SHORT PROBLEM - Sift the material for lines containing "Dignity", and return them.
======== THE RECORDS
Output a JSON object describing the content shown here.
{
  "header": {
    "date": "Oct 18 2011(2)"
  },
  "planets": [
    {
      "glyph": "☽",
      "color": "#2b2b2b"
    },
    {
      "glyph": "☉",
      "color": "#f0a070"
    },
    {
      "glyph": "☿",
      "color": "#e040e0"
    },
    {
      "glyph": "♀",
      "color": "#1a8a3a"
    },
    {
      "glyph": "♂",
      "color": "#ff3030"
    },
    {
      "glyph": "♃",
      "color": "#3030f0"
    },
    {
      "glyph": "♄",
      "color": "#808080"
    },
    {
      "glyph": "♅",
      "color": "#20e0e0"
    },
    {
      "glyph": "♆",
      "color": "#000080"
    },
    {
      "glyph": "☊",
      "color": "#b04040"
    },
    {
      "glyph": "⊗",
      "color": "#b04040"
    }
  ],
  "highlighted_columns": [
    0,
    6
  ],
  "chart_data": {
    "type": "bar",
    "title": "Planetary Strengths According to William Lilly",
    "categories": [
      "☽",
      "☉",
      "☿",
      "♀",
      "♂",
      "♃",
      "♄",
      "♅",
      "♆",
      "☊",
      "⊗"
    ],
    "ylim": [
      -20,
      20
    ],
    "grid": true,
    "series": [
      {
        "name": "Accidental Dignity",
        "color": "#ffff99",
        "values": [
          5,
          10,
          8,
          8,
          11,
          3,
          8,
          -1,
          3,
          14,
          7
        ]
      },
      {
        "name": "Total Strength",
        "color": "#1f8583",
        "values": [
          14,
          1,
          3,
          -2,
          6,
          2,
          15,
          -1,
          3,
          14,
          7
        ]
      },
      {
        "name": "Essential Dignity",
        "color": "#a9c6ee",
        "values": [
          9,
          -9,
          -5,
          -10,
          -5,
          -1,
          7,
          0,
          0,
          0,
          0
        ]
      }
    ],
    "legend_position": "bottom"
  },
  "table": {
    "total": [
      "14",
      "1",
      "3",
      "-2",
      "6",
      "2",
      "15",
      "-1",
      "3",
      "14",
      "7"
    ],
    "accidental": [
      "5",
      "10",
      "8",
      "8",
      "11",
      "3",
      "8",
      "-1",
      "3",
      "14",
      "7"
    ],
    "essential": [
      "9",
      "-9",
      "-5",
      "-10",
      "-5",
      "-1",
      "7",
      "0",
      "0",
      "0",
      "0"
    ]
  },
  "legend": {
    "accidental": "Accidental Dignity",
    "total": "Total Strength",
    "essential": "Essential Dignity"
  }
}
================
WRITTEN RESPONSE -
        "name": "Accidental Dignity",
        "name": "Essential Dignity",
    "accidental": "Accidental Dignity",
    "essential": "Essential Dignity"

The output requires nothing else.